[BEGIN]
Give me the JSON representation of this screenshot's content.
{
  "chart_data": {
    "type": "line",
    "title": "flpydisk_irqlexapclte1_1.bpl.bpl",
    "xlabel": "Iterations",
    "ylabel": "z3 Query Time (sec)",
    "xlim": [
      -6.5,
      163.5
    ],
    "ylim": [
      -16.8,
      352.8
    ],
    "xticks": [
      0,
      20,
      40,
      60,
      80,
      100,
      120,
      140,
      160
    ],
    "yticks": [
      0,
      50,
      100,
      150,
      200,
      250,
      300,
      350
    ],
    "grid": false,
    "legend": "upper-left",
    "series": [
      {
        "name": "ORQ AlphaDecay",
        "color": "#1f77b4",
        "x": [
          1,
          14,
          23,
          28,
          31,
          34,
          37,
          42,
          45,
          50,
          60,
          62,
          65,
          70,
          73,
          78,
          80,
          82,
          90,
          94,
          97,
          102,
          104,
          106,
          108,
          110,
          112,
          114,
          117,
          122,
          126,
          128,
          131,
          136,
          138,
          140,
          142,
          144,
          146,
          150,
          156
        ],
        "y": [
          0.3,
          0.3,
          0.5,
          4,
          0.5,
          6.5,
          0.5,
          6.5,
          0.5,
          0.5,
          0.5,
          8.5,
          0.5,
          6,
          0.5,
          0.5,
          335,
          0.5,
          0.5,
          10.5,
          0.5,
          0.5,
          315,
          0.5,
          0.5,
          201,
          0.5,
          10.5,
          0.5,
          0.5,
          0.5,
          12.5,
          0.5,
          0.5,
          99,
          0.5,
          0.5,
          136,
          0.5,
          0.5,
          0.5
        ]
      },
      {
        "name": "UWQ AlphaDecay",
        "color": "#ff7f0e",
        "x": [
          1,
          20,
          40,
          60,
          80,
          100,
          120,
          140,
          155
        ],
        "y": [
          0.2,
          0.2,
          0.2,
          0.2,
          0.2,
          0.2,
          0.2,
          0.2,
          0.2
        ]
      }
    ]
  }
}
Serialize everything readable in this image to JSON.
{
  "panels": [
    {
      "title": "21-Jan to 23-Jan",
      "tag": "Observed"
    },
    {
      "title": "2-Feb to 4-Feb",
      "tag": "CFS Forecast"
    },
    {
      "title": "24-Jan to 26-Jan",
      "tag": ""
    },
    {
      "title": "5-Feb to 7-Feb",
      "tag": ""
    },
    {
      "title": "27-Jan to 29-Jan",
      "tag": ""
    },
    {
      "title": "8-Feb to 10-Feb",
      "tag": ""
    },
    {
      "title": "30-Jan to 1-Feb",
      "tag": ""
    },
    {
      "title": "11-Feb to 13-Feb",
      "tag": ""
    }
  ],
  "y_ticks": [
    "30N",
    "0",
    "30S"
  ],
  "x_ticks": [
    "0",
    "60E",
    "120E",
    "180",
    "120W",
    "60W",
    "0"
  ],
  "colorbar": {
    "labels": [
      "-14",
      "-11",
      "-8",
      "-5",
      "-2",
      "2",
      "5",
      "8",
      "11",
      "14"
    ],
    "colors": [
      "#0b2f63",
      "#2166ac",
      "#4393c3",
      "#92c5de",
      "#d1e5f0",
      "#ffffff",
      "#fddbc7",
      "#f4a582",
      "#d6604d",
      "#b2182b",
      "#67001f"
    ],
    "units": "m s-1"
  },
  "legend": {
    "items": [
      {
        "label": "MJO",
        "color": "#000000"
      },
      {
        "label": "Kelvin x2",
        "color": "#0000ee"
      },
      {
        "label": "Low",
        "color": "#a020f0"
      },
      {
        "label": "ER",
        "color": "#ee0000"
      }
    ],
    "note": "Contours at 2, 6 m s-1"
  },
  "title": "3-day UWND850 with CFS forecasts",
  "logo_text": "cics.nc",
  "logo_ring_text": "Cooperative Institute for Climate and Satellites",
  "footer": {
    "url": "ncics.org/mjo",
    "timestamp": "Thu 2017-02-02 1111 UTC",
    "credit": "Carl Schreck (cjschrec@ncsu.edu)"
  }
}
[END]
• _What the task asks_: Each line must be given again exactly as written above.

• _Output of the task_:
Give me the JSON representation of this screenshot's content.
{
  "chart_data": {
    "type": "line",
    "title": "flpydisk_irqlexapclte1_1.bpl.bpl",
    "xlabel": "Iterations",
    "ylabel": "z3 Query Time (sec)",
    "xlim": [
      -6.5,
      163.5
    ],
    "ylim": [
      -16.8,
      352.8
    ],
    "xticks": [
      0,
      20,
      40,
      60,
      80,
      100,
      120,
      140,
      160
    ],
    "yticks": [
      0,
      50,
      100,
      150,
      200,
      250,
      300,
      350
    ],
    "grid": false,
    "legend": "upper-left",
    "series": [
      {
        "name": "ORQ AlphaDecay",
        "color": "#1f77b4",
        "x": [
          1,
          14,
          23,
          28,
          31,
          34,
          37,
          42,
          45,
          50,
          60,
          62,
          65,
          70,
          73,
          78,
          80,
          82,
          90,
          94,
          97,
          102,
          104,
          106,
          108,
          110,
          112,
          114,
          117,
          122,
          126,
          128,
          131,
          136,
          138,
          140,
          142,
          144,
          146,
          150,
          156
        ],
        "y": [
          0.3,
          0.3,
          0.5,
          4,
          0.5,
          6.5,
          0.5,
          6.5,
          0.5,
          0.5,
          0.5,
          8.5,
          0.5,
          6,
          0.5,
          0.5,
          335,
          0.5,
          0.5,
          10.5,
          0.5,
          0.5,
          315,
          0.5,
          0.5,
          201,
          0.5,
          10.5,
          0.5,
          0.5,
          0.5,
          12.5,
          0.5,
          0.5,
          99,
          0.5,
          0.5,
          136,
          0.5,
          0.5,
          0.5
        ]
      },
      {
        "name": "UWQ AlphaDecay",
        "color": "#ff7f0e",
        "x": [
          1,
          20,
          40,
          60,
          80,
          100,
          120,
          140,
          155
        ],
        "y": [
          0.2,
          0.2,
          0.2,
          0.2,
          0.2,
          0.2,
          0.2,
          0.2,
          0.2
        ]
      }
    ]
  }
}
Serialize everything readable in this image to JSON.
{
  "panels": [
    {
      "title": "21-Jan to 23-Jan",
      "tag": "Observed"
    },
    {
      "title": "2-Feb to 4-Feb",
      "tag": "CFS Forecast"
    },
    {
      "title": "24-Jan to 26-Jan",
      "tag": ""
    },
    {
      "title": "5-Feb to 7-Feb",
      "tag": ""
    },
    {
      "title": "27-Jan to 29-Jan",
      "tag": ""
    },
    {
      "title": "8-Feb to 10-Feb",
      "tag": ""
    },
    {
      "title": "30-Jan to 1-Feb",
      "tag": ""
    },
    {
      "title": "11-Feb to 13-Feb",
      "tag": ""
    }
  ],
  "y_ticks": [
    "30N",
    "0",
    "30S"
  ],
  "x_ticks": [
    "0",
    "60E",
    "120E",
    "180",
    "120W",
    "60W",
    "0"
  ],
  "colorbar": {
    "labels": [
      "-14",
      "-11",
      "-8",
      "-5",
      "-2",
      "2",
      "5",
      "8",
      "11",
      "14"
    ],
    "colors": [
      "#0b2f63",
      "#2166ac",
      "#4393c3",
      "#92c5de",
      "#d1e5f0",
      "#ffffff",
      "#fddbc7",
      "#f4a582",
      "#d6604d",
      "#b2182b",
      "#67001f"
    ],
    "units": "m s-1"
  },
  "legend": {
    "items": [
      {
        "label": "MJO",
        "color": "#000000"
      },
      {
        "label": "Kelvin x2",
        "color": "#0000ee"
      },
      {
        "label": "Low",
        "color": "#a020f0"
      },
      {
        "label": "ER",
        "color": "#ee0000"
      }
    ],
    "note": "Contours at 2, 6 m s-1"
  },
  "title": "3-day UWND850 with CFS forecasts",
  "logo_text": "cics.nc",
  "logo_ring_text": "Cooperative Institute for Climate and Satellites",
  "footer": {
    "url": "ncics.org/mjo",
    "timestamp": "Thu 2017-02-02 1111 UTC",
    "credit": "Carl Schreck (cjschrec@ncsu.edu)"
  }
}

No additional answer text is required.